§ **Problem**
Print the data exactly as it is given, please.

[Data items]
--- Begin ---

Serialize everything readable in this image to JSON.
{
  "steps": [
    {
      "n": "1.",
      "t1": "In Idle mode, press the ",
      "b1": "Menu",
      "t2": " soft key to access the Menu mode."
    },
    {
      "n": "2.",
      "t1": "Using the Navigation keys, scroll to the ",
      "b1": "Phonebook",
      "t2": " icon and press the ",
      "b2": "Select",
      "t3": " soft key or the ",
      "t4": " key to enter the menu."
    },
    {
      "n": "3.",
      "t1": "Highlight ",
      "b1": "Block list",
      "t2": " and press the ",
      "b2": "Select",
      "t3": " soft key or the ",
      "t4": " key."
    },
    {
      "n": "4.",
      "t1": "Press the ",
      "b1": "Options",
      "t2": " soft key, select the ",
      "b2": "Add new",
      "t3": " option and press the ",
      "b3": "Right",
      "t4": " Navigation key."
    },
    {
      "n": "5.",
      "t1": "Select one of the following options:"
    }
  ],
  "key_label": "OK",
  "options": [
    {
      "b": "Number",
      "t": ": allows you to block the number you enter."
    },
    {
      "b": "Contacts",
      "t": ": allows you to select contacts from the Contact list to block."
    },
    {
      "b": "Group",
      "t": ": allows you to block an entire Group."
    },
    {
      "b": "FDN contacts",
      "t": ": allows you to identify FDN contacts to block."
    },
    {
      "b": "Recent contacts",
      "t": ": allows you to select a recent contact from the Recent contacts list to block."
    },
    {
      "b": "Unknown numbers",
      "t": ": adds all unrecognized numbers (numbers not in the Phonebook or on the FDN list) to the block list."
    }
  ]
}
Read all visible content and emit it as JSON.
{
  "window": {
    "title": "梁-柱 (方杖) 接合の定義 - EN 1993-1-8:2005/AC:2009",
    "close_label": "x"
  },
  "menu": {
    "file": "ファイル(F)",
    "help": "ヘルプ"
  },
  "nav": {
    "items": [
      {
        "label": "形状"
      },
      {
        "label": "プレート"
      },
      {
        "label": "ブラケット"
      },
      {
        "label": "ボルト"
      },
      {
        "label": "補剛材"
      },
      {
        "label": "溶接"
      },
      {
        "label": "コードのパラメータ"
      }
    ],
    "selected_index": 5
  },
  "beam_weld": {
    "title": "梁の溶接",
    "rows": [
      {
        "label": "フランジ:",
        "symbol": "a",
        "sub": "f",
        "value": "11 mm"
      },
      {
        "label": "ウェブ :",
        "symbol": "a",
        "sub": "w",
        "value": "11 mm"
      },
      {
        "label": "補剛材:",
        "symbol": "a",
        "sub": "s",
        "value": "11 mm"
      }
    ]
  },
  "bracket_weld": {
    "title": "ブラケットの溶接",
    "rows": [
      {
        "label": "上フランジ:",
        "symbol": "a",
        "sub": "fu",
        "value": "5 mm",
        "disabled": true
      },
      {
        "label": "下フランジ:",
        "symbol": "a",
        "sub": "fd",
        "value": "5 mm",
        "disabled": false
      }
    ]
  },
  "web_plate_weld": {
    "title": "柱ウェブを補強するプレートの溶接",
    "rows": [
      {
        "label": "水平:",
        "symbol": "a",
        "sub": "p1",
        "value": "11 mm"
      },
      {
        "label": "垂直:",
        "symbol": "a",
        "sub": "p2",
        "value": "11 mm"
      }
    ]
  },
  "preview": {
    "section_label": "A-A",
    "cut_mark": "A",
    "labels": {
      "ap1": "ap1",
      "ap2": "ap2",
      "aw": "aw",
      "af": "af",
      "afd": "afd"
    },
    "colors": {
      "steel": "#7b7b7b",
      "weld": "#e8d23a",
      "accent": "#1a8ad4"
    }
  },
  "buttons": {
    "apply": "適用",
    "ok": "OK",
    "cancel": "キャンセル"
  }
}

--- End ---

§ **Full output**
Serialize everything readable in this image to JSON.
{
  "steps": [
    {
      "n": "1.",
      "t1": "In Idle mode, press the ",
      "b1": "Menu",
      "t2": " soft key to access the Menu mode."
    },
    {
      "n": "2.",
      "t1": "Using the Navigation keys, scroll to the ",
      "b1": "Phonebook",
      "t2": " icon and press the ",
      "b2": "Select",
      "t3": " soft key or the ",
      "t4": " key to enter the menu."
    },
    {
      "n": "3.",
      "t1": "Highlight ",
      "b1": "Block list",
      "t2": " and press the ",
      "b2": "Select",
      "t3": " soft key or the ",
      "t4": " key."
    },
    {
      "n": "4.",
      "t1": "Press the ",
      "b1": "Options",
      "t2": " soft key, select the ",
      "b2": "Add new",
      "t3": " option and press the ",
      "b3": "Right",
      "t4": " Navigation key."
    },
    {
      "n": "5.",
      "t1": "Select one of the following options:"
    }
  ],
  "key_label": "OK",
  "options": [
    {
      "b": "Number",
      "t": ": allows you to block the number you enter."
    },
    {
      "b": "Contacts",
      "t": ": allows you to select contacts from the Contact list to block."
    },
    {
      "b": "Group",
      "t": ": allows you to block an entire Group."
    },
    {
      "b": "FDN contacts",
      "t": ": allows you to identify FDN contacts to block."
    },
    {
      "b": "Recent contacts",
      "t": ": allows you to select a recent contact from the Recent contacts list to block."
    },
    {
      "b": "Unknown numbers",
      "t": ": adds all unrecognized numbers (numbers not in the Phonebook or on the FDN list) to the block list."
    }
  ]
}
Read all visible content and emit it as JSON.
{
  "window": {
    "title": "梁-柱 (方杖) 接合の定義 - EN 1993-1-8:2005/AC:2009",
    "close_label": "x"
  },
  "menu": {
    "file": "ファイル(F)",
    "help": "ヘルプ"
  },
  "nav": {
    "items": [
      {
        "label": "形状"
      },
      {
        "label": "プレート"
      },
      {
        "label": "ブラケット"
      },
      {
        "label": "ボルト"
      },
      {
        "label": "補剛材"
      },
      {
        "label": "溶接"
      },
      {
        "label": "コードのパラメータ"
      }
    ],
    "selected_index": 5
  },
  "beam_weld": {
    "title": "梁の溶接",
    "rows": [
      {
        "label": "フランジ:",
        "symbol": "a",
        "sub": "f",
        "value": "11 mm"
      },
      {
        "label": "ウェブ :",
        "symbol": "a",
        "sub": "w",
        "value": "11 mm"
      },
      {
        "label": "補剛材:",
        "symbol": "a",
        "sub": "s",
        "value": "11 mm"
      }
    ]
  },
  "bracket_weld": {
    "title": "ブラケットの溶接",
    "rows": [
      {
        "label": "上フランジ:",
        "symbol": "a",
        "sub": "fu",
        "value": "5 mm",
        "disabled": true
      },
      {
        "label": "下フランジ:",
        "symbol": "a",
        "sub": "fd",
        "value": "5 mm",
        "disabled": false
      }
    ]
  },
  "web_plate_weld": {
    "title": "柱ウェブを補強するプレートの溶接",
    "rows": [
      {
        "label": "水平:",
        "symbol": "a",
        "sub": "p1",
        "value": "11 mm"
      },
      {
        "label": "垂直:",
        "symbol": "a",
        "sub": "p2",
        "value": "11 mm"
      }
    ]
  },
  "preview": {
    "section_label": "A-A",
    "cut_mark": "A",
    "labels": {
      "ap1": "ap1",
      "ap2": "ap2",
      "aw": "aw",
      "af": "af",
      "afd": "afd"
    },
    "colors": {
      "steel": "#7b7b7b",
      "weld": "#e8d23a",
      "accent": "#1a8ad4"
    }
  },
  "buttons": {
    "apply": "適用",
    "ok": "OK",
    "cancel": "キャンセル"
  }
}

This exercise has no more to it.